- Requirement:
Omit every picture and write out the rest of the records exactly.

- Recorded data:
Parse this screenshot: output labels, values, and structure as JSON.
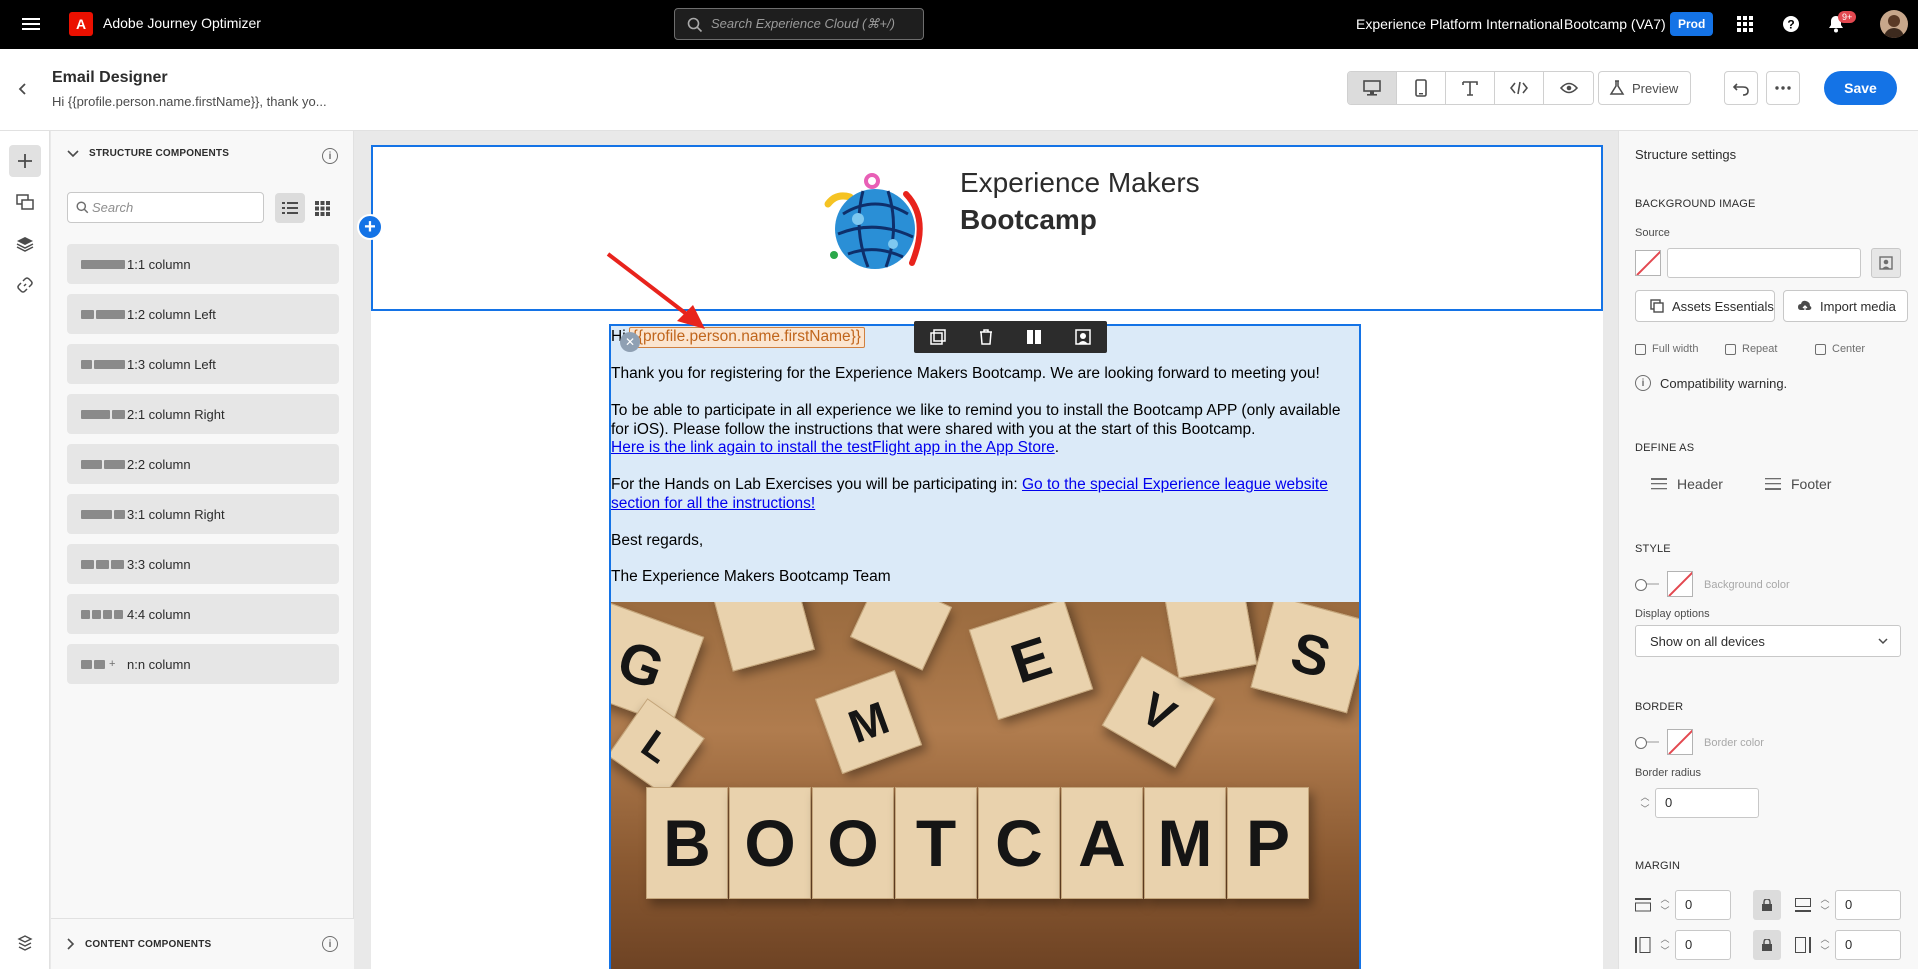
{
  "topbar": {
    "app_name": "Adobe Journey Optimizer",
    "search_placeholder": "Search Experience Cloud (⌘+/)",
    "org": "Experience Platform International",
    "sandbox": "Bootcamp (VA7)",
    "env_badge": "Prod",
    "notifications_count": "9+"
  },
  "header": {
    "title": "Email Designer",
    "subtitle": "Hi {{profile.person.name.firstName}}, thank yo...",
    "preview_label": "Preview",
    "save_label": "Save"
  },
  "left_panel": {
    "structure_heading": "STRUCTURE COMPONENTS",
    "search_placeholder": "Search",
    "components": [
      {
        "label": "1:1 column"
      },
      {
        "label": "1:2 column Left"
      },
      {
        "label": "1:3 column Left"
      },
      {
        "label": "2:1 column Right"
      },
      {
        "label": "2:2 column"
      },
      {
        "label": "3:1 column Right"
      },
      {
        "label": "3:3 column"
      },
      {
        "label": "4:4 column"
      },
      {
        "label": "n:n column"
      }
    ],
    "content_heading": "CONTENT COMPONENTS"
  },
  "email": {
    "logo_line1": "Experience Makers",
    "logo_line2": "Bootcamp",
    "greeting": "Hi",
    "token": "{{profile.person.name.firstName}}",
    "para1": "Thank you for registering for the Experience Makers Bootcamp. We are looking forward to meeting you!",
    "para2": "To be able to participate in all experience we like to remind you to install the Bootcamp APP (only available for iOS). Please follow the instructions that were shared with you at the start of this Bootcamp.",
    "link1": "Here is the link again to install the testFlight app in the App Store",
    "link1_suffix": ".",
    "para3": "For the Hands on Lab Exercises you will be participating in:",
    "link2": "Go to the special Experience league website section for all the instructions!",
    "signoff": "Best regards,",
    "signature": "The Experience Makers Bootcamp Team",
    "image_letters": [
      "B",
      "O",
      "O",
      "T",
      "C",
      "A",
      "M",
      "P"
    ]
  },
  "right_panel": {
    "title": "Structure settings",
    "bg_image_heading": "BACKGROUND IMAGE",
    "source_label": "Source",
    "source_value": "",
    "assets_button": "Assets Essentials",
    "import_button": "Import media",
    "full_width": "Full width",
    "repeat": "Repeat",
    "center": "Center",
    "compat_warning": "Compatibility warning.",
    "define_as_heading": "DEFINE AS",
    "header_option": "Header",
    "footer_option": "Footer",
    "style_heading": "STYLE",
    "bg_color_label": "Background color",
    "display_options_label": "Display options",
    "display_options_value": "Show on all devices",
    "border_heading": "BORDER",
    "border_color_label": "Border color",
    "border_radius_label": "Border radius",
    "border_radius_value": "0",
    "margin_heading": "MARGIN",
    "margin_top": "0",
    "margin_bottom": "0",
    "margin_left": "0",
    "margin_right": "0"
  },
  "colors": {
    "accent": "#1473e6",
    "topbar": "#000000",
    "selection_fill": "#dbeaf8",
    "annotation_arrow": "#e8231c",
    "token": "#c0651c"
  }
}
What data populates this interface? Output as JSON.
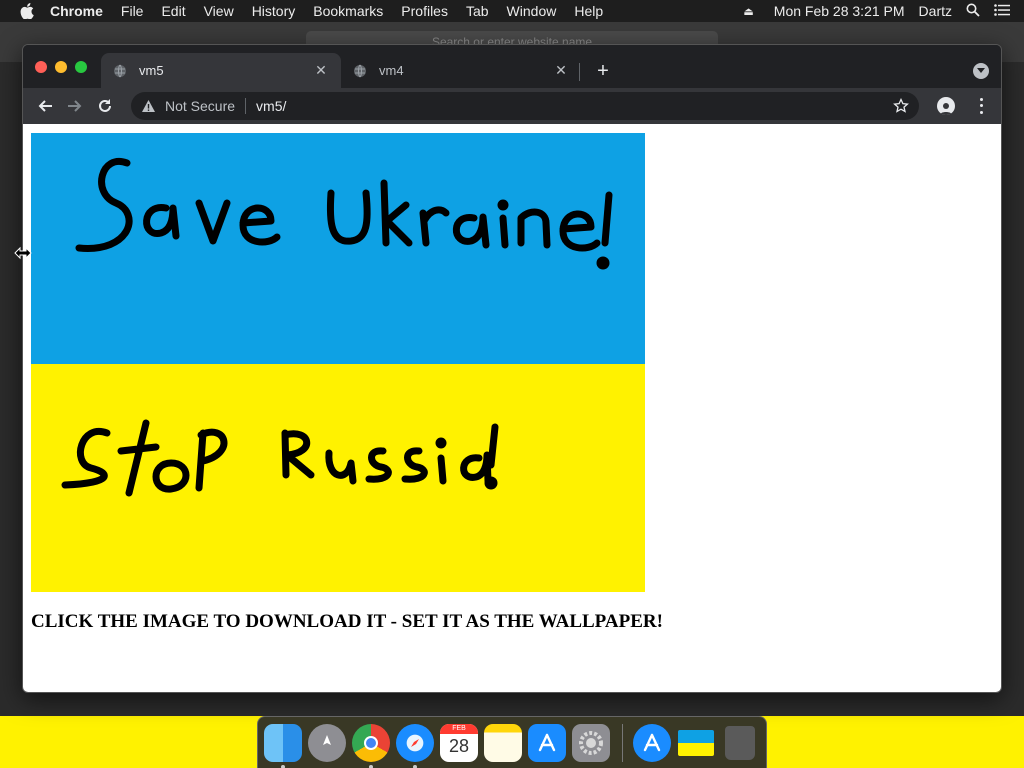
{
  "menubar": {
    "items": [
      "Chrome",
      "File",
      "Edit",
      "View",
      "History",
      "Bookmarks",
      "Profiles",
      "Tab",
      "Window",
      "Help"
    ],
    "clock": "Mon Feb 28  3:21 PM",
    "user": "Dartz"
  },
  "background_window": {
    "search_placeholder": "Search or enter website name"
  },
  "browser": {
    "tabs": [
      {
        "title": "vm5",
        "active": true
      },
      {
        "title": "vm4",
        "active": false
      }
    ],
    "address": {
      "security_label": "Not Secure",
      "url": "vm5/"
    }
  },
  "page": {
    "image_text_top": "Save Ukraine!",
    "image_text_bottom": "Stop Russia!",
    "caption": "CLICK THE IMAGE TO DOWNLOAD IT - SET IT AS THE WALLPAPER!",
    "colors": {
      "flag_blue": "#0ea1e4",
      "flag_yellow": "#fff200"
    }
  },
  "dock": {
    "calendar_month": "FEB",
    "calendar_day": "28",
    "items": [
      "finder-icon",
      "launchpad-icon",
      "chrome-icon",
      "safari-icon",
      "calendar-icon",
      "notes-icon",
      "app-store-icon",
      "system-preferences-icon",
      "app-store-download-icon",
      "downloaded-image-icon",
      "trash-icon"
    ]
  }
}
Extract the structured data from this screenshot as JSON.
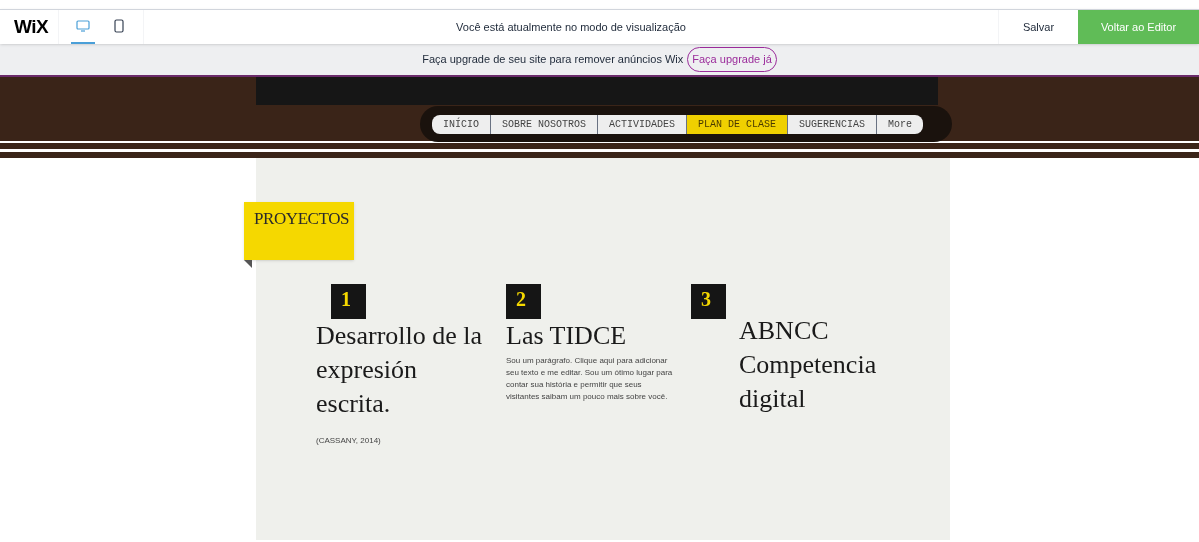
{
  "top_bar": {
    "logo": "WiX",
    "devices": [
      {
        "kind": "desktop",
        "selected": true
      },
      {
        "kind": "mobile",
        "selected": false
      }
    ],
    "message": "Você está atualmente no modo de visualização",
    "save": "Salvar",
    "back": "Voltar ao Editor"
  },
  "upgrade_bar": {
    "text": "Faça upgrade de seu site para remover anúncios Wix",
    "link": "Faça upgrade já"
  },
  "nav": [
    {
      "label": "INÍCIO",
      "selected": false
    },
    {
      "label": "SOBRE NOSOTROS",
      "selected": false
    },
    {
      "label": "ACTIVIDADES",
      "selected": false
    },
    {
      "label": "PLAN DE CLASE",
      "selected": true
    },
    {
      "label": "SUGERENCIAS",
      "selected": false
    },
    {
      "label": "More",
      "selected": false
    }
  ],
  "section_tag": "PROYECTOS",
  "projects": [
    {
      "number": "1",
      "title": "Desarrollo de la expresión escrita.",
      "text": "(CASSANY, 2014)"
    },
    {
      "number": "2",
      "title": "Las TIDCE",
      "text": "Sou um parágrafo. Clique aqui para adicionar seu texto e me editar. Sou um ótimo lugar para contar sua história e permitir que seus visitantes saibam um pouco mais sobre você."
    },
    {
      "number": "3",
      "title": "ABNCC Competencia digital"
    }
  ]
}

- Exercise response:
Parse this screenshot: output labels, values, and structure as JSON.
{
  "topbar": {
    "app_name": "Adobe Journey Optimizer",
    "search_placeholder": "Search Experience Cloud (⌘+/)",
    "org": "Experience Platform International",
    "sandbox": "Bootcamp (VA7)",
    "env_badge": "Prod",
    "notifications_count": "9+"
  },
  "header": {
    "title": "Email Designer",
    "subtitle": "Hi {{profile.person.name.firstName}}, thank yo...",
    "preview_label": "Preview",
    "save_label": "Save"
  },
  "left_panel": {
    "structure_heading": "STRUCTURE COMPONENTS",
    "search_placeholder": "Search",
    "components": [
      {
        "label": "1:1 column"
      },
      {
        "label": "1:2 column Left"
      },
      {
        "label": "1:3 column Left"
      },
      {
        "label": "2:1 column Right"
      },
      {
        "label": "2:2 column"
      },
      {
        "label": "3:1 column Right"
      },
      {
        "label": "3:3 column"
      },
      {
        "label": "4:4 column"
      },
      {
        "label": "n:n column"
      }
    ],
    "content_heading": "CONTENT COMPONENTS"
  },
  "email": {
    "logo_line1": "Experience Makers",
    "logo_line2": "Bootcamp",
    "greeting": "Hi",
    "token": "{{profile.person.name.firstName}}",
    "para1": "Thank you for registering for the Experience Makers Bootcamp. We are looking forward to meeting you!",
    "para2": "To be able to participate in all experience we like to remind you to install the Bootcamp APP (only available for iOS). Please follow the instructions that were shared with you at the start of this Bootcamp.",
    "link1": "Here is the link again to install the testFlight app in the App Store",
    "link1_suffix": ".",
    "para3": "For the Hands on Lab Exercises you will be participating in:",
    "link2": "Go to the special Experience league website section for all the instructions!",
    "signoff": "Best regards,",
    "signature": "The Experience Makers Bootcamp Team",
    "image_letters": [
      "B",
      "O",
      "O",
      "T",
      "C",
      "A",
      "M",
      "P"
    ]
  },
  "right_panel": {
    "title": "Structure settings",
    "bg_image_heading": "BACKGROUND IMAGE",
    "source_label": "Source",
    "source_value": "",
    "assets_button": "Assets Essentials",
    "import_button": "Import media",
    "full_width": "Full width",
    "repeat": "Repeat",
    "center": "Center",
    "compat_warning": "Compatibility warning.",
    "define_as_heading": "DEFINE AS",
    "header_option": "Header",
    "footer_option": "Footer",
    "style_heading": "STYLE",
    "bg_color_label": "Background color",
    "display_options_label": "Display options",
    "display_options_value": "Show on all devices",
    "border_heading": "BORDER",
    "border_color_label": "Border color",
    "border_radius_label": "Border radius",
    "border_radius_value": "0",
    "margin_heading": "MARGIN",
    "margin_top": "0",
    "margin_bottom": "0",
    "margin_left": "0",
    "margin_right": "0"
  },
  "colors": {
    "accent": "#1473e6",
    "topbar": "#000000",
    "selection_fill": "#dbeaf8",
    "annotation_arrow": "#e8231c",
    "token": "#c0651c"
  }
}
What data populates this interface? Output as JSON.
{
  "menubar": {
    "items": [
      "Chrome",
      "File",
      "Edit",
      "View",
      "History",
      "Bookmarks",
      "Profiles",
      "Tab",
      "Window",
      "Help"
    ],
    "clock": "Mon Feb 28  3:21 PM",
    "user": "Dartz"
  },
  "background_window": {
    "search_placeholder": "Search or enter website name"
  },
  "browser": {
    "tabs": [
      {
        "title": "vm5",
        "active": true
      },
      {
        "title": "vm4",
        "active": false
      }
    ],
    "address": {
      "security_label": "Not Secure",
      "url": "vm5/"
    }
  },
  "page": {
    "image_text_top": "Save Ukraine!",
    "image_text_bottom": "Stop Russia!",
    "caption": "CLICK THE IMAGE TO DOWNLOAD IT - SET IT AS THE WALLPAPER!",
    "colors": {
      "flag_blue": "#0ea1e4",
      "flag_yellow": "#fff200"
    }
  },
  "dock": {
    "calendar_month": "FEB",
    "calendar_day": "28",
    "items": [
      "finder-icon",
      "launchpad-icon",
      "chrome-icon",
      "safari-icon",
      "calendar-icon",
      "notes-icon",
      "app-store-icon",
      "system-preferences-icon",
      "app-store-download-icon",
      "downloaded-image-icon",
      "trash-icon"
    ]
  }
}
Extract the structured data from this screenshot as JSON.
{
  "top_bar": {
    "logo": "WiX",
    "devices": [
      {
        "kind": "desktop",
        "selected": true
      },
      {
        "kind": "mobile",
        "selected": false
      }
    ],
    "message": "Você está atualmente no modo de visualização",
    "save": "Salvar",
    "back": "Voltar ao Editor"
  },
  "upgrade_bar": {
    "text": "Faça upgrade de seu site para remover anúncios Wix",
    "link": "Faça upgrade já"
  },
  "nav": [
    {
      "label": "INÍCIO",
      "selected": false
    },
    {
      "label": "SOBRE NOSOTROS",
      "selected": false
    },
    {
      "label": "ACTIVIDADES",
      "selected": false
    },
    {
      "label": "PLAN DE CLASE",
      "selected": true
    },
    {
      "label": "SUGERENCIAS",
      "selected": false
    },
    {
      "label": "More",
      "selected": false
    }
  ],
  "section_tag": "PROYECTOS",
  "projects": [
    {
      "number": "1",
      "title": "Desarrollo de la expresión escrita.",
      "text": "(CASSANY, 2014)"
    },
    {
      "number": "2",
      "title": "Las TIDCE",
      "text": "Sou um parágrafo. Clique aqui para adicionar seu texto e me editar. Sou um ótimo lugar para contar sua história e permitir que seus visitantes saibam um pouco mais sobre você."
    },
    {
      "number": "3",
      "title": "ABNCC Competencia digital"
    }
  ]
}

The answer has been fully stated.